WHAT YOU ARE ASKED TO DO: State how many lines in the listing below include the word "JSON". Give nothing but the number.

----------

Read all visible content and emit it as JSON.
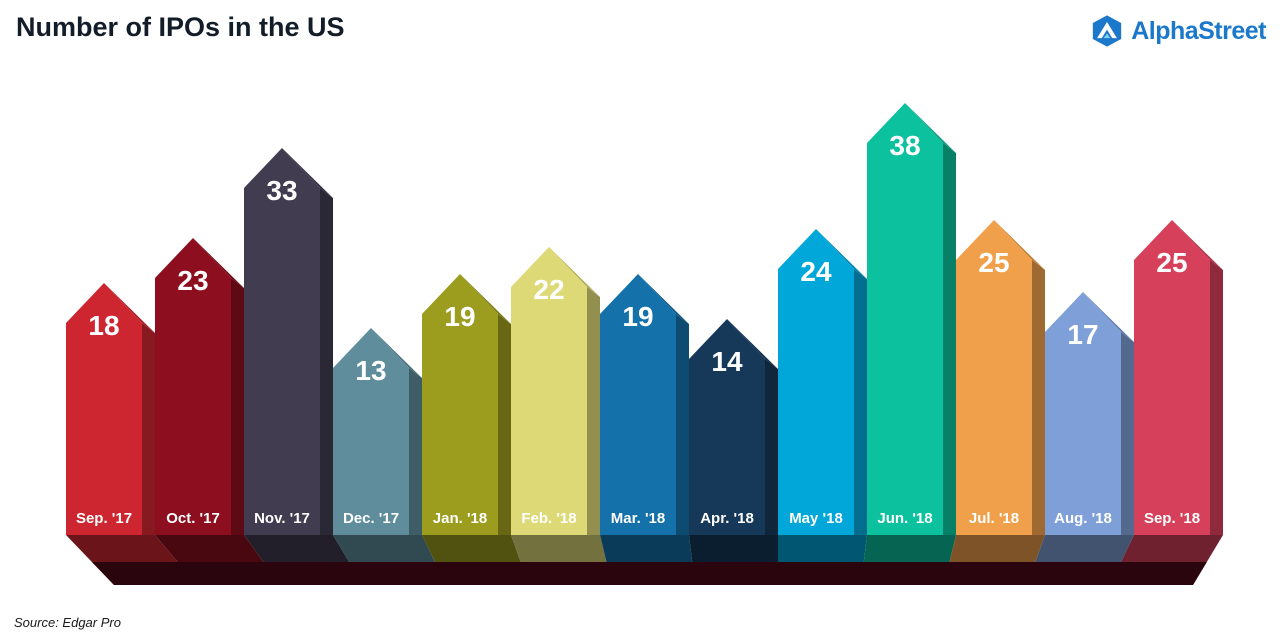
{
  "header": {
    "title": "Number of IPOs in the US",
    "brand": "AlphaStreet"
  },
  "footer": {
    "source": "Source: Edgar Pro"
  },
  "brand_color": "#1b78cb",
  "title_color": "#131c29",
  "chart_data": {
    "type": "bar",
    "title": "Number of IPOs in the US",
    "xlabel": "",
    "ylabel": "",
    "ylim": [
      0,
      40
    ],
    "grid": false,
    "legend_position": "none",
    "categories": [
      "Sep. '17",
      "Oct. '17",
      "Nov. '17",
      "Dec. '17",
      "Jan. '18",
      "Feb. '18",
      "Mar. '18",
      "Apr. '18",
      "May '18",
      "Jun. '18",
      "Jul. '18",
      "Aug. '18",
      "Sep. '18"
    ],
    "values": [
      18,
      23,
      33,
      13,
      19,
      22,
      19,
      14,
      24,
      38,
      25,
      17,
      25
    ],
    "bar_colors": [
      "#ce2631",
      "#8d0f1f",
      "#413c50",
      "#5f8d9c",
      "#9c9c1e",
      "#ded977",
      "#1471a9",
      "#16395a",
      "#01a7d9",
      "#0cc29e",
      "#f0a04b",
      "#7e9fd7",
      "#d7405a"
    ],
    "value_label_color": "#ffffff",
    "category_label_color": "#ffffff",
    "platform_color": "#2a050d",
    "style": "3d-arrow-bars-on-dark-platform"
  }
}
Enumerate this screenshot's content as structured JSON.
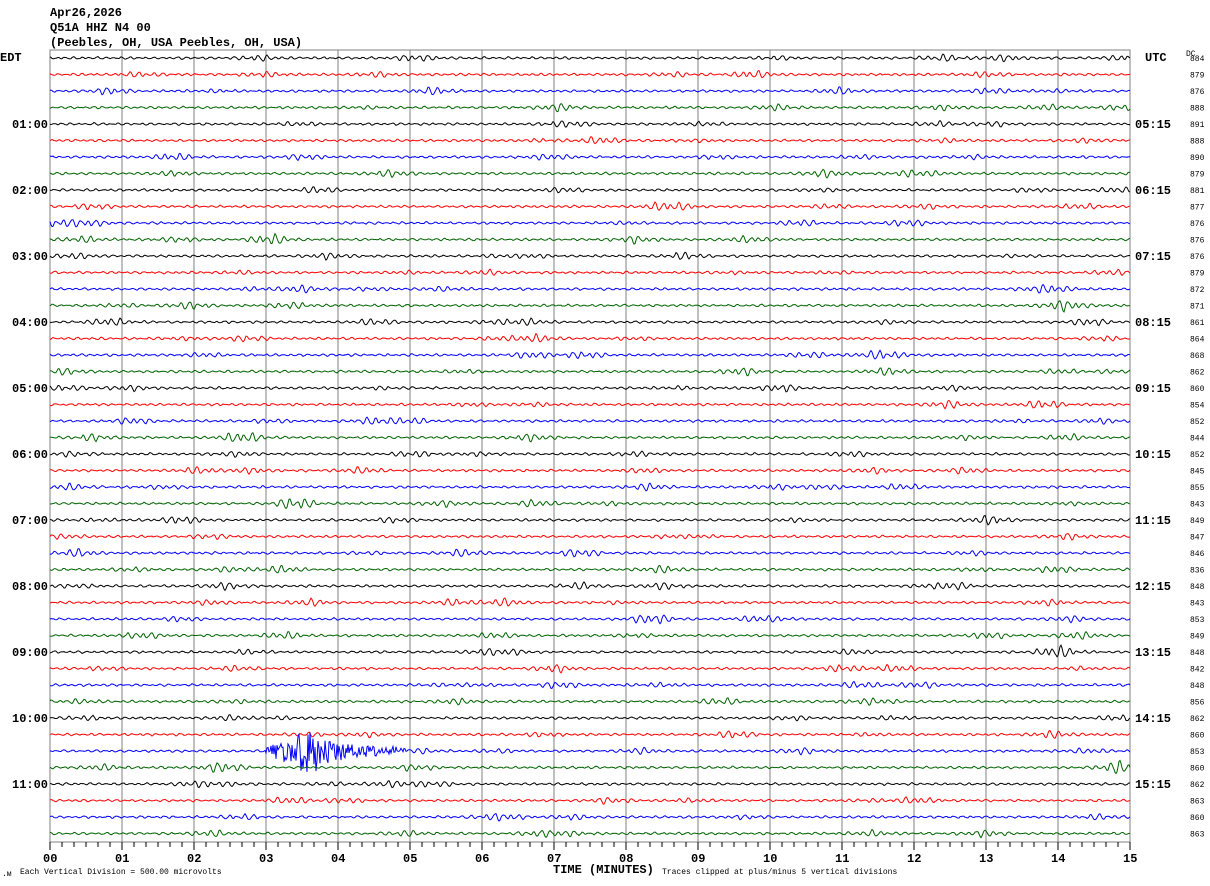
{
  "header": {
    "date": "Apr26,2026",
    "station": "Q51A HHZ N4 00",
    "location": "(Peebles, OH, USA Peebles, OH, USA)"
  },
  "chart_data": {
    "type": "line",
    "title": "Q51A HHZ N4 00 helicorder",
    "xlabel": "TIME (MINUTES)",
    "xlim": [
      0,
      15
    ],
    "x_ticks": [
      "00",
      "01",
      "02",
      "03",
      "04",
      "05",
      "06",
      "07",
      "08",
      "09",
      "10",
      "11",
      "12",
      "13",
      "14",
      "15"
    ],
    "left_axis_title": "EDT",
    "right_axis_title": "UTC",
    "dc_title": "DC",
    "rows_per_hour": 4,
    "left_hour_labels": [
      "01:00",
      "02:00",
      "03:00",
      "04:00",
      "05:00",
      "06:00",
      "07:00",
      "08:00",
      "09:00",
      "10:00",
      "11:00"
    ],
    "right_hour_labels": [
      "05:15",
      "06:15",
      "07:15",
      "08:15",
      "09:15",
      "10:15",
      "11:15",
      "12:15",
      "13:15",
      "14:15",
      "15:15"
    ],
    "trace_colors": [
      "#000000",
      "#ff0000",
      "#0000ff",
      "#006400"
    ],
    "dc_offsets": [
      "884",
      "879",
      "876",
      "888",
      "891",
      "888",
      "890",
      "879",
      "881",
      "877",
      "876",
      "876",
      "876",
      "879",
      "872",
      "871",
      "861",
      "864",
      "868",
      "862",
      "860",
      "854",
      "852",
      "844",
      "852",
      "845",
      "855",
      "843",
      "849",
      "847",
      "846",
      "836",
      "848",
      "843",
      "853",
      "849",
      "848",
      "842",
      "848",
      "856",
      "862",
      "860",
      "853",
      "860",
      "862",
      "863",
      "860",
      "863"
    ],
    "event": {
      "row": 42,
      "start_min": 3.0,
      "peak_min": 3.65,
      "end_min": 5.0
    },
    "scale_note": "Each Vertical Division =  500.00 microvolts",
    "clip_note": "Traces clipped at plus/minus 5 vertical divisions"
  }
}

----------

ANSWER FOR THE TASK: 2